=== TASK REQUIREMENTS ===
Gather each line in the entries that includes the string "semaines".
[Start RECORDS PROVIDED]
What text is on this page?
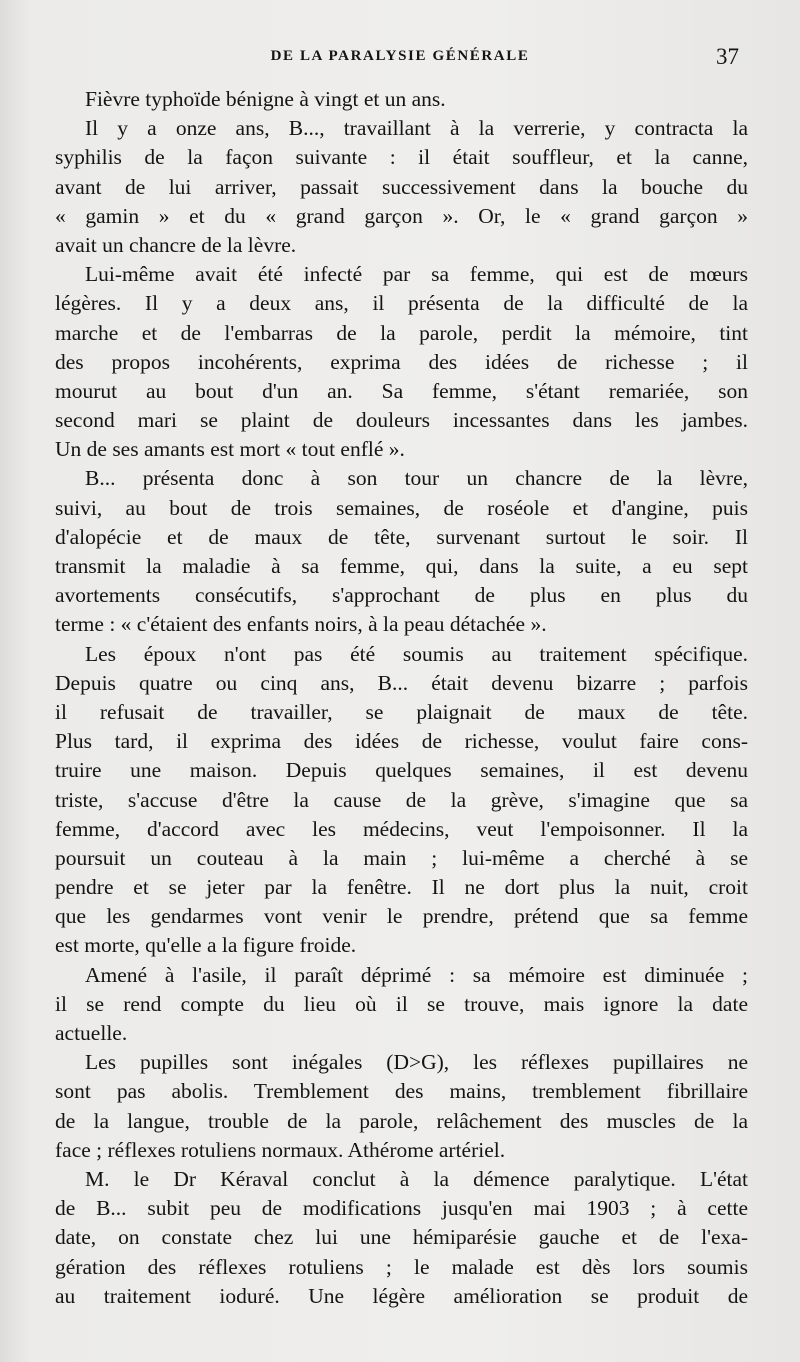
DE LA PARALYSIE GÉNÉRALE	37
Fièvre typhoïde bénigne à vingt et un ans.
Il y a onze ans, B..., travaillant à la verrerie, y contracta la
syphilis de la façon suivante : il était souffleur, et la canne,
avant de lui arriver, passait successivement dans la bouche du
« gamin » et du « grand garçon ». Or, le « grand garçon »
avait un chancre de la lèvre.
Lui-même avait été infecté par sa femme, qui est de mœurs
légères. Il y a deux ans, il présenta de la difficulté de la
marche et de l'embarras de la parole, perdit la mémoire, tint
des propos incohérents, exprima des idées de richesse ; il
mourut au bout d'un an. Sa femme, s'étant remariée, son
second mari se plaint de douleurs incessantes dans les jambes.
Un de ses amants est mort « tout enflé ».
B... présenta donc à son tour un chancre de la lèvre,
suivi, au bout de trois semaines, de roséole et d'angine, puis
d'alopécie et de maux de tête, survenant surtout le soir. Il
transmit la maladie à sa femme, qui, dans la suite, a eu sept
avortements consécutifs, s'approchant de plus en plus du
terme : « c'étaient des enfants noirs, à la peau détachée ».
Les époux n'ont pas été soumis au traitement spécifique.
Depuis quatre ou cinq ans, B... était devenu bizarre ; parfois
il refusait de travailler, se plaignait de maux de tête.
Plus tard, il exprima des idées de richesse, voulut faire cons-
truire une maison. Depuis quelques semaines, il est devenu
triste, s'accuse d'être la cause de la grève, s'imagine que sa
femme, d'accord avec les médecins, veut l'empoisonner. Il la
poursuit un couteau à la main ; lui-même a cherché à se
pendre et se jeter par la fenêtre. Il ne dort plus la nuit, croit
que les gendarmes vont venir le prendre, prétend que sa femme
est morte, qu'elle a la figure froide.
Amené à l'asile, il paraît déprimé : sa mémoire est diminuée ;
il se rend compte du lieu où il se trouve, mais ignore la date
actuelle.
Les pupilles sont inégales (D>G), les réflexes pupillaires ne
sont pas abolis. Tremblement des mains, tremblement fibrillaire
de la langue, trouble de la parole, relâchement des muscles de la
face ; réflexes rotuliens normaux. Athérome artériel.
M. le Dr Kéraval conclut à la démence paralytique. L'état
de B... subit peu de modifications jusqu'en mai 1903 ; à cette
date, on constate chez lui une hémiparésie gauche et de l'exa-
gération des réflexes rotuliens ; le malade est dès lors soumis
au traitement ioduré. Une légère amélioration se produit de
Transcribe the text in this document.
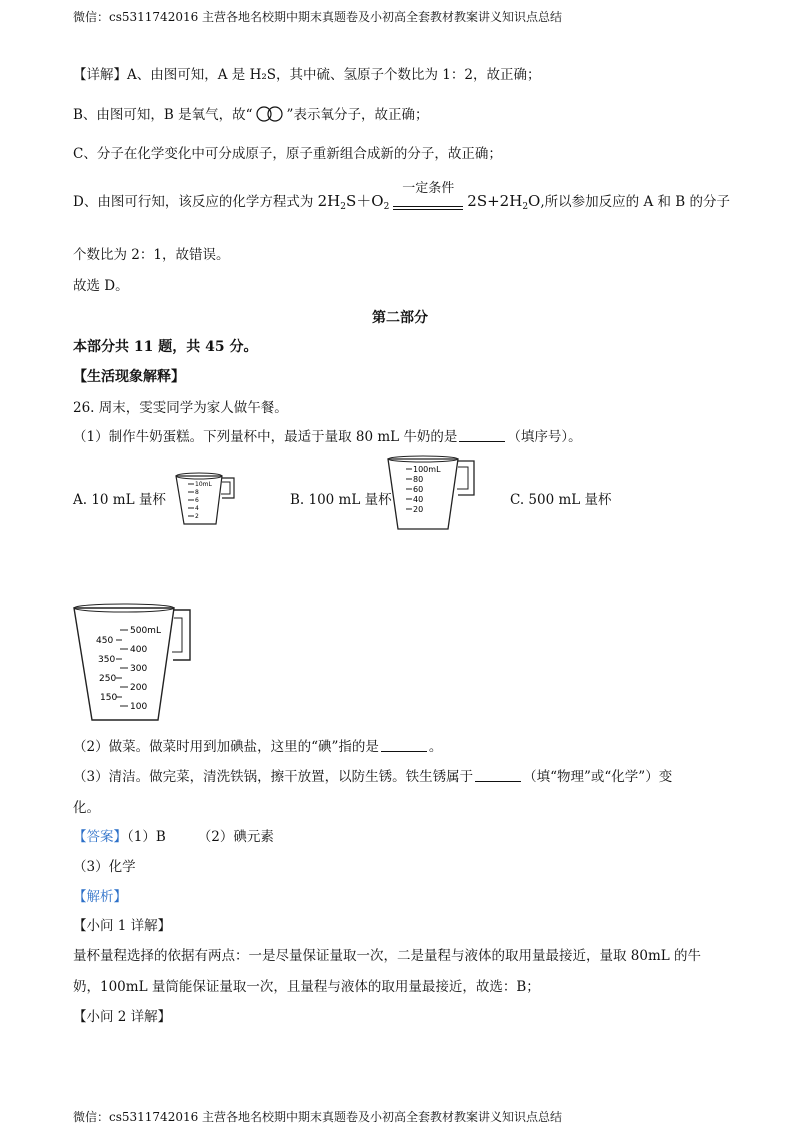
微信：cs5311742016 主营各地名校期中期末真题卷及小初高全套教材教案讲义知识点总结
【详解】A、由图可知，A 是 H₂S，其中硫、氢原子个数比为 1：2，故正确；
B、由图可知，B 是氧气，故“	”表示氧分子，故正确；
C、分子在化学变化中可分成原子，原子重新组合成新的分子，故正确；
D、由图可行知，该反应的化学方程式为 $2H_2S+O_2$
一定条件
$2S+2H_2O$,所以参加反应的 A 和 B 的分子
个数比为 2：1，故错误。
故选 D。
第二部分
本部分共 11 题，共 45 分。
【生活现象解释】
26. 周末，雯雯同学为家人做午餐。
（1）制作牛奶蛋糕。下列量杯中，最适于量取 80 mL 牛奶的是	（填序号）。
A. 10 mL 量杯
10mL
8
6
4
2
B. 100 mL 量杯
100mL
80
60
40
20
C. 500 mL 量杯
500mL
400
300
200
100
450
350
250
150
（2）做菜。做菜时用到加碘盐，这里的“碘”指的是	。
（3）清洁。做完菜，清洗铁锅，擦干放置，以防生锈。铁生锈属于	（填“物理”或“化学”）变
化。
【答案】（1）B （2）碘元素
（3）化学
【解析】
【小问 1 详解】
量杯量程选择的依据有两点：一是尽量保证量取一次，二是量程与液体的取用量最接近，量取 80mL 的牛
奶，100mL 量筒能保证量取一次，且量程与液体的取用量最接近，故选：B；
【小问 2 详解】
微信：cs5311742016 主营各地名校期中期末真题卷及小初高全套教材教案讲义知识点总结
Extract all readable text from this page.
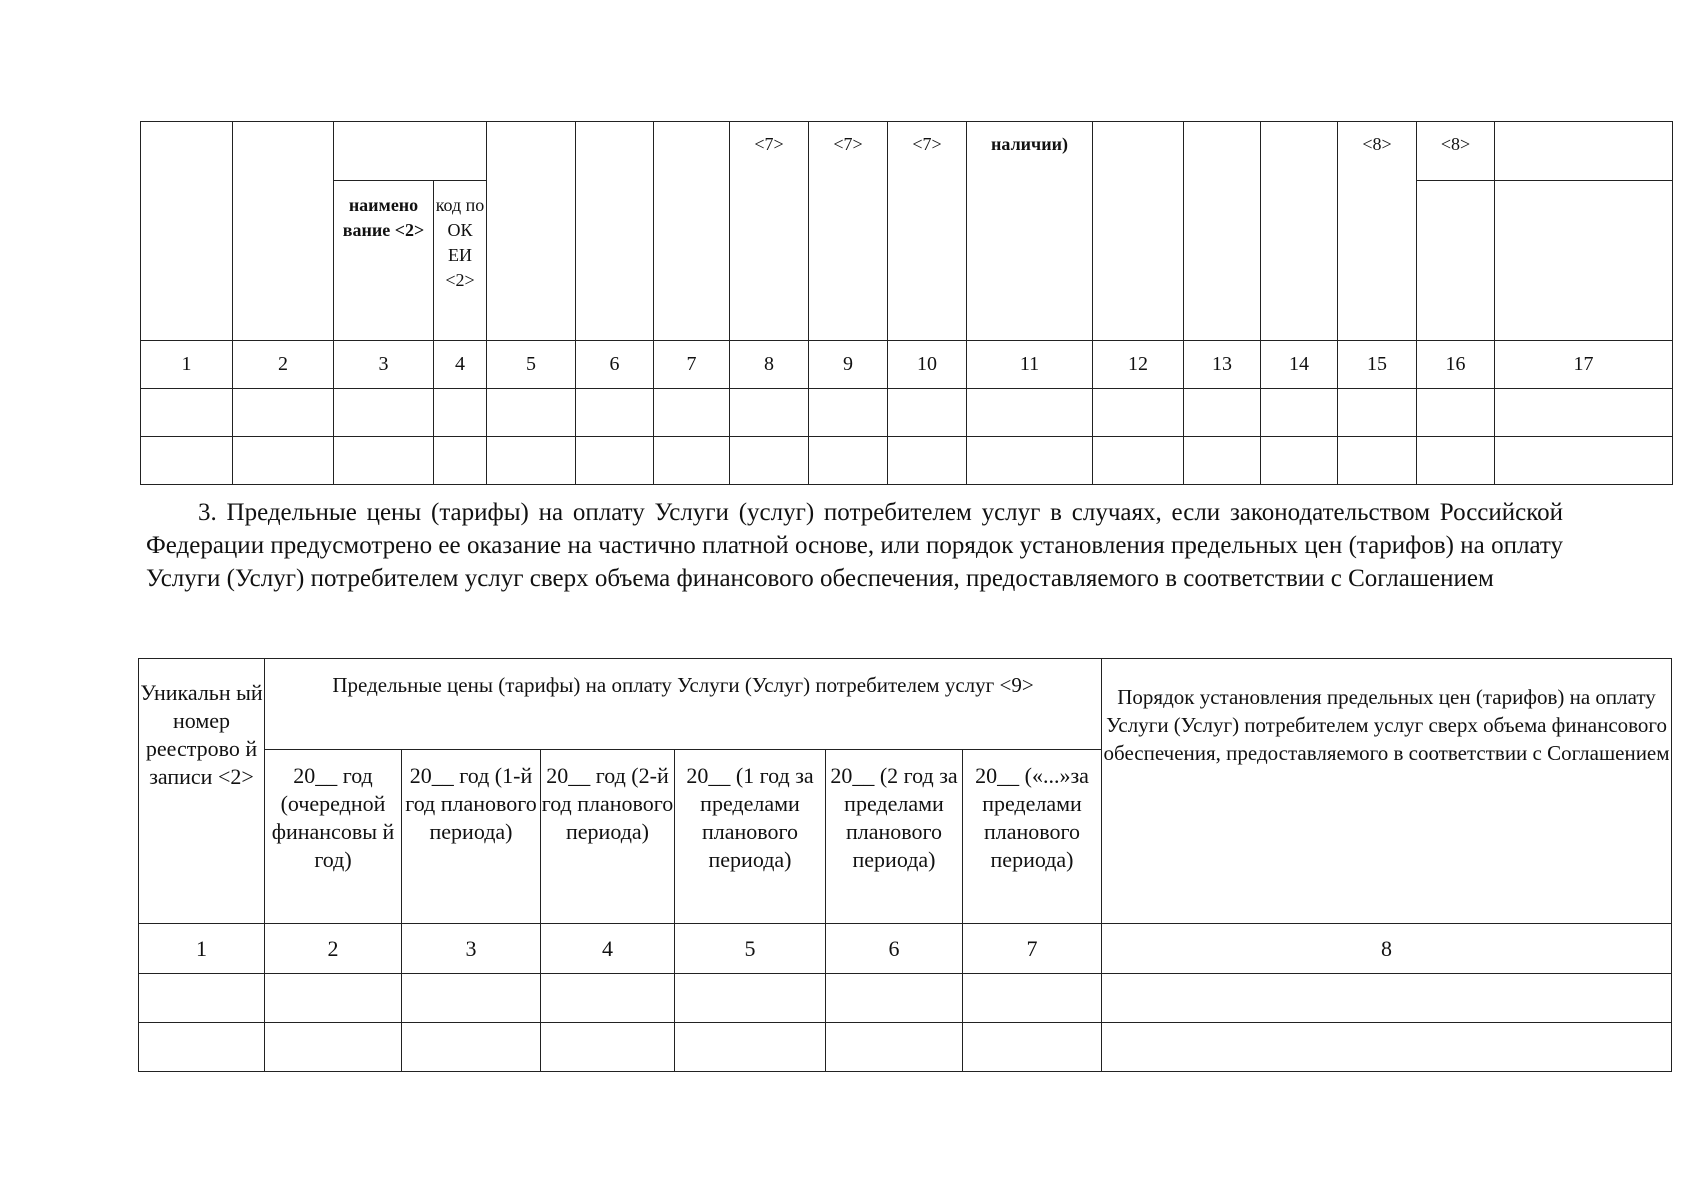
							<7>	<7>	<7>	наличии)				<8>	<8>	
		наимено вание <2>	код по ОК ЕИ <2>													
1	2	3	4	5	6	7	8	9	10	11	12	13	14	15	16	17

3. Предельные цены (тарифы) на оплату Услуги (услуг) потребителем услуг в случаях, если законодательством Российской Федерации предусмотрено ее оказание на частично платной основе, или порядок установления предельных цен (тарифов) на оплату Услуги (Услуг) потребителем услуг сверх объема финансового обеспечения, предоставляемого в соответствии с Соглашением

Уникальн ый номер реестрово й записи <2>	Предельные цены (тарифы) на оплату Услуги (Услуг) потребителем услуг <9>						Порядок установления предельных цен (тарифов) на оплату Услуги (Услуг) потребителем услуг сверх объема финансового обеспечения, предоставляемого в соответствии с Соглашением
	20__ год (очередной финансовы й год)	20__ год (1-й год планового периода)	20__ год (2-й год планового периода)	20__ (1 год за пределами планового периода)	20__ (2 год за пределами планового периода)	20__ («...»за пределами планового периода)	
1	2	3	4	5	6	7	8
[End RECORDS PROVIDED]
=== CORRECT ANSWER ===
suivi, au bout de trois semaines, de roséole et d'angine, puis
truire une maison. Depuis quelques semaines, il est devenu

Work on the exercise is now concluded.